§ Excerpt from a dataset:
%%
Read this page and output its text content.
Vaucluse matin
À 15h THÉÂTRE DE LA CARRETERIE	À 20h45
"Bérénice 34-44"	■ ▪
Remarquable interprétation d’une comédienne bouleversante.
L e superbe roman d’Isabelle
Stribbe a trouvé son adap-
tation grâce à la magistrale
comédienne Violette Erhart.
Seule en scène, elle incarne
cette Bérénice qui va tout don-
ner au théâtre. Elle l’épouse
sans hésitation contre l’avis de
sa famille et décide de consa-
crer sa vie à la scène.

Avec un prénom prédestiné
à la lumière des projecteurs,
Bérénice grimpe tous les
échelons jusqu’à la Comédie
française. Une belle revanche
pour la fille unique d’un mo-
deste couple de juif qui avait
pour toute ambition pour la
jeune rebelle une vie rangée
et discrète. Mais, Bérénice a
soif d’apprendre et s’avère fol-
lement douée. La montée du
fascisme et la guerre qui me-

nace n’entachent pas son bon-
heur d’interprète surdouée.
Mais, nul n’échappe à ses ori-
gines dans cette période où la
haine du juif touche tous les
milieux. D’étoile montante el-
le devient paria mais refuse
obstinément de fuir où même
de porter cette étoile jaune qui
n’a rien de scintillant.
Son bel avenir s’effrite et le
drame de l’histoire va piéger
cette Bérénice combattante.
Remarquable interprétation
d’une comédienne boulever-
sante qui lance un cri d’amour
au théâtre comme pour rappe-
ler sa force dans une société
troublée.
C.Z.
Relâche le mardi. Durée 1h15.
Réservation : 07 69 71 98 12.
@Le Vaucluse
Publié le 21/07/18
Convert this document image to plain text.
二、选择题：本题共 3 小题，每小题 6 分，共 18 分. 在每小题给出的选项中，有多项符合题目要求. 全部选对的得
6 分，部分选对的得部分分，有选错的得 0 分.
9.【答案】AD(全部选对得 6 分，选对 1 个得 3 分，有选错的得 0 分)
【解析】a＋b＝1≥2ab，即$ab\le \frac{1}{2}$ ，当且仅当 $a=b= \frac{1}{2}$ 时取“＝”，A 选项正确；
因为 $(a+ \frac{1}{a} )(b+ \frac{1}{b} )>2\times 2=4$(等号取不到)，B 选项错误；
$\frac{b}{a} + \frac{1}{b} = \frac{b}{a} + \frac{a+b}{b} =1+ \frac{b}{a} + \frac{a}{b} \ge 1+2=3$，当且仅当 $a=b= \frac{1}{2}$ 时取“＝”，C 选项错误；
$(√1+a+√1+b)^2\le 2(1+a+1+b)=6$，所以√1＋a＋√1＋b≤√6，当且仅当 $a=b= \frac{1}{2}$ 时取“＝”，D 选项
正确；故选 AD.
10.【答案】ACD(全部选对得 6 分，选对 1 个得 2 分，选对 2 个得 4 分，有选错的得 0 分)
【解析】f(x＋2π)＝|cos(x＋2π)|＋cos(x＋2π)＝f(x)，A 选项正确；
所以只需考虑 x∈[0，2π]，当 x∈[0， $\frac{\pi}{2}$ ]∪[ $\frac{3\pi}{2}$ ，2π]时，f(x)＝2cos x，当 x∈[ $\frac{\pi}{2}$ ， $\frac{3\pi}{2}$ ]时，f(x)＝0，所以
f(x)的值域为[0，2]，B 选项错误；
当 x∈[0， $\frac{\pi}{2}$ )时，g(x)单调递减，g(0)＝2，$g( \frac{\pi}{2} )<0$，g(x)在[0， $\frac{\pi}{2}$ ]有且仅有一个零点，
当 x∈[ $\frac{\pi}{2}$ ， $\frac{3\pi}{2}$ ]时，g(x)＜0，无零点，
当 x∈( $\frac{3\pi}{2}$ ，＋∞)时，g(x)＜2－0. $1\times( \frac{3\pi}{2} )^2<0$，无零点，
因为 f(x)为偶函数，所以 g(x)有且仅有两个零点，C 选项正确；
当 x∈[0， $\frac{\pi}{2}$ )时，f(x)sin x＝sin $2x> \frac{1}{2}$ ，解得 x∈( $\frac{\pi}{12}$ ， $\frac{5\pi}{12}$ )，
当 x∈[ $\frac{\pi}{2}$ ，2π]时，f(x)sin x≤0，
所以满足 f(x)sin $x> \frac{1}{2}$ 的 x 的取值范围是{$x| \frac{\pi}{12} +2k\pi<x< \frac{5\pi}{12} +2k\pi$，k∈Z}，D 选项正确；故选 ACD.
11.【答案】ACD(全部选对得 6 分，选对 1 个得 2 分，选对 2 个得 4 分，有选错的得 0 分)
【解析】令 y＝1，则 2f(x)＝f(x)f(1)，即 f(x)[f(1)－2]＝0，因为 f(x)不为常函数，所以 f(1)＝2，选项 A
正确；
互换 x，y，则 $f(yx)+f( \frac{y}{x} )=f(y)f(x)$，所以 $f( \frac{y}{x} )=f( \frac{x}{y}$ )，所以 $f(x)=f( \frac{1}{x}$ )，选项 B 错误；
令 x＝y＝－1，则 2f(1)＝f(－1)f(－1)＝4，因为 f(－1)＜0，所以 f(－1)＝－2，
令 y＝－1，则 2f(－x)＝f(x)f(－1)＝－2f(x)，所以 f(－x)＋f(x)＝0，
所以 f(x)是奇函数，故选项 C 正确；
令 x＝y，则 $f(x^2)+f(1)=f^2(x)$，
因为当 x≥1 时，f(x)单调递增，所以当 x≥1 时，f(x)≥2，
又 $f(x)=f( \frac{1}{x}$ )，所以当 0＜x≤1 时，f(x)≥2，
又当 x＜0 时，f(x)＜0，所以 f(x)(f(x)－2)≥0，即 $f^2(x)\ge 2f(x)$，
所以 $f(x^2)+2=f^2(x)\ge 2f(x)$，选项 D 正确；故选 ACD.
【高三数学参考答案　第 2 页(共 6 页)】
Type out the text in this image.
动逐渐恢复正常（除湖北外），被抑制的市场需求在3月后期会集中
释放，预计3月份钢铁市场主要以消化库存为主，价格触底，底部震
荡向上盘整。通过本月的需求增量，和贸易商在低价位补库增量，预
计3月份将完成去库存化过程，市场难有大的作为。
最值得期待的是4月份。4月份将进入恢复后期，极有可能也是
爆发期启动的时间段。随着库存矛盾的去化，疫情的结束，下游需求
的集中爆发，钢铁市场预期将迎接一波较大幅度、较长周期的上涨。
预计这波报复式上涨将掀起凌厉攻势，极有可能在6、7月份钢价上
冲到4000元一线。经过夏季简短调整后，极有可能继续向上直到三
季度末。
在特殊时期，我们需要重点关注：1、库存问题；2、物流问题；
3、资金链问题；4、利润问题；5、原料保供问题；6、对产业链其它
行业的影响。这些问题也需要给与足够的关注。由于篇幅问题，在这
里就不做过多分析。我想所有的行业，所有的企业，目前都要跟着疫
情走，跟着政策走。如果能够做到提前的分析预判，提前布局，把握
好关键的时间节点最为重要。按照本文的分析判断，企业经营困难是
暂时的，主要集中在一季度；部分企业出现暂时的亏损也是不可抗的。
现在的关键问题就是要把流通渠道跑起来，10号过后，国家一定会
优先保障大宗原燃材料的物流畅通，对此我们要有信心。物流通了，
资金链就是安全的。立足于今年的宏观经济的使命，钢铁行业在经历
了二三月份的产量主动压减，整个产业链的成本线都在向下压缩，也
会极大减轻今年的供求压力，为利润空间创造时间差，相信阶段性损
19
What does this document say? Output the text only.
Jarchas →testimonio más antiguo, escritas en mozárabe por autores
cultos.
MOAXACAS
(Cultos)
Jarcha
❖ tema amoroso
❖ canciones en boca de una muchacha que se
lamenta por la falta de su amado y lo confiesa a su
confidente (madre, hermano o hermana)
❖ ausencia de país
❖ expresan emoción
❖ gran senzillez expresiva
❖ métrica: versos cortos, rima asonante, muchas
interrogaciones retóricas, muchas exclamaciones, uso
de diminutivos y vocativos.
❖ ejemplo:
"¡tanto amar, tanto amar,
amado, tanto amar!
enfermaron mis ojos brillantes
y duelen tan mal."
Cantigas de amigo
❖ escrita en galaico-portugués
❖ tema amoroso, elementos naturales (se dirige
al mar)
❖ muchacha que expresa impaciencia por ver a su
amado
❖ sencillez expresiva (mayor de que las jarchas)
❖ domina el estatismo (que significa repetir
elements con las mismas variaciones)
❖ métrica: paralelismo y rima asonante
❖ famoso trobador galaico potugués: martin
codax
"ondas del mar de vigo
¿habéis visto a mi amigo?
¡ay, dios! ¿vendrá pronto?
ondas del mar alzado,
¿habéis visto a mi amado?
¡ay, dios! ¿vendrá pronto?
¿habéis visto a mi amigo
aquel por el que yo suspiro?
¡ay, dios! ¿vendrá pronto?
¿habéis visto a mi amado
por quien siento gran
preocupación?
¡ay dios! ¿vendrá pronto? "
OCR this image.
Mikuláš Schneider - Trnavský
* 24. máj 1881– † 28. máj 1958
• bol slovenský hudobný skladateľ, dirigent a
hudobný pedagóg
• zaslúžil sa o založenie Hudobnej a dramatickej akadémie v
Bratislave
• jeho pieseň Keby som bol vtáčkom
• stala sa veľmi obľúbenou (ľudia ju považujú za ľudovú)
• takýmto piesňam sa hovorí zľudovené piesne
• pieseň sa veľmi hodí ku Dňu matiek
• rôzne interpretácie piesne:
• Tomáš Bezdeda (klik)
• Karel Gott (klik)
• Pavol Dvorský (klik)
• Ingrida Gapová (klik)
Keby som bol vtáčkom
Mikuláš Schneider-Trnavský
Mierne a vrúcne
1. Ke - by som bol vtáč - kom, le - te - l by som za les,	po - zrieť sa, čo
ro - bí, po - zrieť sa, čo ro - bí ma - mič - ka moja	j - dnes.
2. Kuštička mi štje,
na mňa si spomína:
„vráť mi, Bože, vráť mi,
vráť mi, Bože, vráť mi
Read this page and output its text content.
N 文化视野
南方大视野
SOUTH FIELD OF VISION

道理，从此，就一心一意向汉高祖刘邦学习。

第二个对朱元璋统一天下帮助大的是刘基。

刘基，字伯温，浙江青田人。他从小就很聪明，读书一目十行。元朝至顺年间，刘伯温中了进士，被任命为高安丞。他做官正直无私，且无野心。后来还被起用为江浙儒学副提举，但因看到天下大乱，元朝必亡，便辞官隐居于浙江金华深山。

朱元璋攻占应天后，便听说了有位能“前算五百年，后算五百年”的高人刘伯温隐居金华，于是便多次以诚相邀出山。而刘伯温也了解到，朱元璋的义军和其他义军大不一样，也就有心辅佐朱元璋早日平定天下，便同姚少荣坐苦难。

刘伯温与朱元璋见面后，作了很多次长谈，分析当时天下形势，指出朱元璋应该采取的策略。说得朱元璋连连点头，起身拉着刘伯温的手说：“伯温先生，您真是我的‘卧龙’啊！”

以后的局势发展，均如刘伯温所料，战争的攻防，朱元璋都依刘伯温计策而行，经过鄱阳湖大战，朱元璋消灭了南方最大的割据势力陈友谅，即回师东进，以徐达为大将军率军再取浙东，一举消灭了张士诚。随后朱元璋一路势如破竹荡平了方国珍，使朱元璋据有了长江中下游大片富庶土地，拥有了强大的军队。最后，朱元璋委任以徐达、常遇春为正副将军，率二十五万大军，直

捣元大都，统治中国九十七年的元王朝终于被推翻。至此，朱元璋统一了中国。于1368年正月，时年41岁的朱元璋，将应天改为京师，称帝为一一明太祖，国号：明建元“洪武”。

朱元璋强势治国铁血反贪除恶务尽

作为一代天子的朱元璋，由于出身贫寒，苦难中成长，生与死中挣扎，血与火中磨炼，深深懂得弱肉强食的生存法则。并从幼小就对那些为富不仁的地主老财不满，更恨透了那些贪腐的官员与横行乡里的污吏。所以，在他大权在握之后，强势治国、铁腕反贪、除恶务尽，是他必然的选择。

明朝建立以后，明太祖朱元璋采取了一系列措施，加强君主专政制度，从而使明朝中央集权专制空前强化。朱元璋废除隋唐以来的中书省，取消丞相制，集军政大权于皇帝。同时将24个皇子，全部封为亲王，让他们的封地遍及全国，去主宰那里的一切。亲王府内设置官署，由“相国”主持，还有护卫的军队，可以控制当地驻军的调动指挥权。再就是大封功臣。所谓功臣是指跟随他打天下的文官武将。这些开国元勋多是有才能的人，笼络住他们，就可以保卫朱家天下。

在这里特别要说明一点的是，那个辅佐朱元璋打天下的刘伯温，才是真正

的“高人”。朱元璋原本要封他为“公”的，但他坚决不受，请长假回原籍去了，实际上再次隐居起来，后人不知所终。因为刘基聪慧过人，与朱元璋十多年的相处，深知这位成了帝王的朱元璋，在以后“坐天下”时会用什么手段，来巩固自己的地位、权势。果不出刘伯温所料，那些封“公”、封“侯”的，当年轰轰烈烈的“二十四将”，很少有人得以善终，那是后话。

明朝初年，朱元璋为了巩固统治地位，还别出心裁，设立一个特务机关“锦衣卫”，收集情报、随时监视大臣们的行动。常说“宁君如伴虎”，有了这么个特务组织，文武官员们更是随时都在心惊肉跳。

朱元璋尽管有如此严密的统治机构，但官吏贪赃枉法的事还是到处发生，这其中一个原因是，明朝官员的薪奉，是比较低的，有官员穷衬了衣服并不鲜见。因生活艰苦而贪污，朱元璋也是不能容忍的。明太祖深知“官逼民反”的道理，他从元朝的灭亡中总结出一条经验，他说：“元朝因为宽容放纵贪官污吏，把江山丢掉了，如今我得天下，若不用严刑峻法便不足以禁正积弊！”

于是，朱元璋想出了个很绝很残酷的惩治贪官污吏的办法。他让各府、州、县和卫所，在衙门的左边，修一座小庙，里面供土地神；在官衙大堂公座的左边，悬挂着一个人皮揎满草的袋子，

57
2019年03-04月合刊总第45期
%%
Return all lines with the word "hudobný" in them.

• bol slovenský hudobný skladateľ, dirigent a
hudobný pedagóg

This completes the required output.